TASK STATEMENT - Restate the full set of records exactly, word for word.

[begin RECORD LIST]

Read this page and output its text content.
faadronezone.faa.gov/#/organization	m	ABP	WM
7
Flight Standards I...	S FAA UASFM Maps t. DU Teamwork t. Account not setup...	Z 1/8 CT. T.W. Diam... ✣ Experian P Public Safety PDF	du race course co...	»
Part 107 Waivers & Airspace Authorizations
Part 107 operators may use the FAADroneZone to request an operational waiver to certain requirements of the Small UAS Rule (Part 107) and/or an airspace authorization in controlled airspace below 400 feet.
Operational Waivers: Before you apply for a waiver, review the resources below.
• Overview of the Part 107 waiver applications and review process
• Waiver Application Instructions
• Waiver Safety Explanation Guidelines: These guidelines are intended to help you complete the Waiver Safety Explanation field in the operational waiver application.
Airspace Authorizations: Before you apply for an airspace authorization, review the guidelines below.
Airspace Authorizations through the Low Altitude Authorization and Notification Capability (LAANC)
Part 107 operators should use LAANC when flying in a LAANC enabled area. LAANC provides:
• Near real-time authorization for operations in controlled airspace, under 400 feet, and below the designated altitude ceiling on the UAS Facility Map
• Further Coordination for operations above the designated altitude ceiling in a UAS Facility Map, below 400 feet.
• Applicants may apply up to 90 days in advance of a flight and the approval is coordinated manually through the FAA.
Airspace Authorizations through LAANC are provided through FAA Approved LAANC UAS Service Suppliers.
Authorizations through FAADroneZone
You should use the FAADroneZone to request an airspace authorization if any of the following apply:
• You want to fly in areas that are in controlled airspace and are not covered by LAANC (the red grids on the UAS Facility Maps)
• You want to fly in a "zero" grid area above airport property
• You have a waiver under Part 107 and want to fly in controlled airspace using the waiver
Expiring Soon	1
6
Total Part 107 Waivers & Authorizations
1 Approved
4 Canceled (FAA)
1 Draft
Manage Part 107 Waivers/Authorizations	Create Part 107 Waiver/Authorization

[end RECORD LIST]

RESULT FOR THIS EXERCISE -
Read this page and output its text content.
faadronezone.faa.gov/#/organization	m	ABP	WM
7
Flight Standards I...	S FAA UASFM Maps t. DU Teamwork t. Account not setup...	Z 1/8 CT. T.W. Diam... ✣ Experian P Public Safety PDF	du race course co...	»
Part 107 Waivers & Airspace Authorizations
Part 107 operators may use the FAADroneZone to request an operational waiver to certain requirements of the Small UAS Rule (Part 107) and/or an airspace authorization in controlled airspace below 400 feet.
Operational Waivers: Before you apply for a waiver, review the resources below.
• Overview of the Part 107 waiver applications and review process
• Waiver Application Instructions
• Waiver Safety Explanation Guidelines: These guidelines are intended to help you complete the Waiver Safety Explanation field in the operational waiver application.
Airspace Authorizations: Before you apply for an airspace authorization, review the guidelines below.
Airspace Authorizations through the Low Altitude Authorization and Notification Capability (LAANC)
Part 107 operators should use LAANC when flying in a LAANC enabled area. LAANC provides:
• Near real-time authorization for operations in controlled airspace, under 400 feet, and below the designated altitude ceiling on the UAS Facility Map
• Further Coordination for operations above the designated altitude ceiling in a UAS Facility Map, below 400 feet.
• Applicants may apply up to 90 days in advance of a flight and the approval is coordinated manually through the FAA.
Airspace Authorizations through LAANC are provided through FAA Approved LAANC UAS Service Suppliers.
Authorizations through FAADroneZone
You should use the FAADroneZone to request an airspace authorization if any of the following apply:
• You want to fly in areas that are in controlled airspace and are not covered by LAANC (the red grids on the UAS Facility Maps)
• You want to fly in a "zero" grid area above airport property
• You have a waiver under Part 107 and want to fly in controlled airspace using the waiver
Expiring Soon	1
6
Total Part 107 Waivers & Authorizations
1 Approved
4 Canceled (FAA)
1 Draft
Manage Part 107 Waivers/Authorizations	Create Part 107 Waiver/Authorization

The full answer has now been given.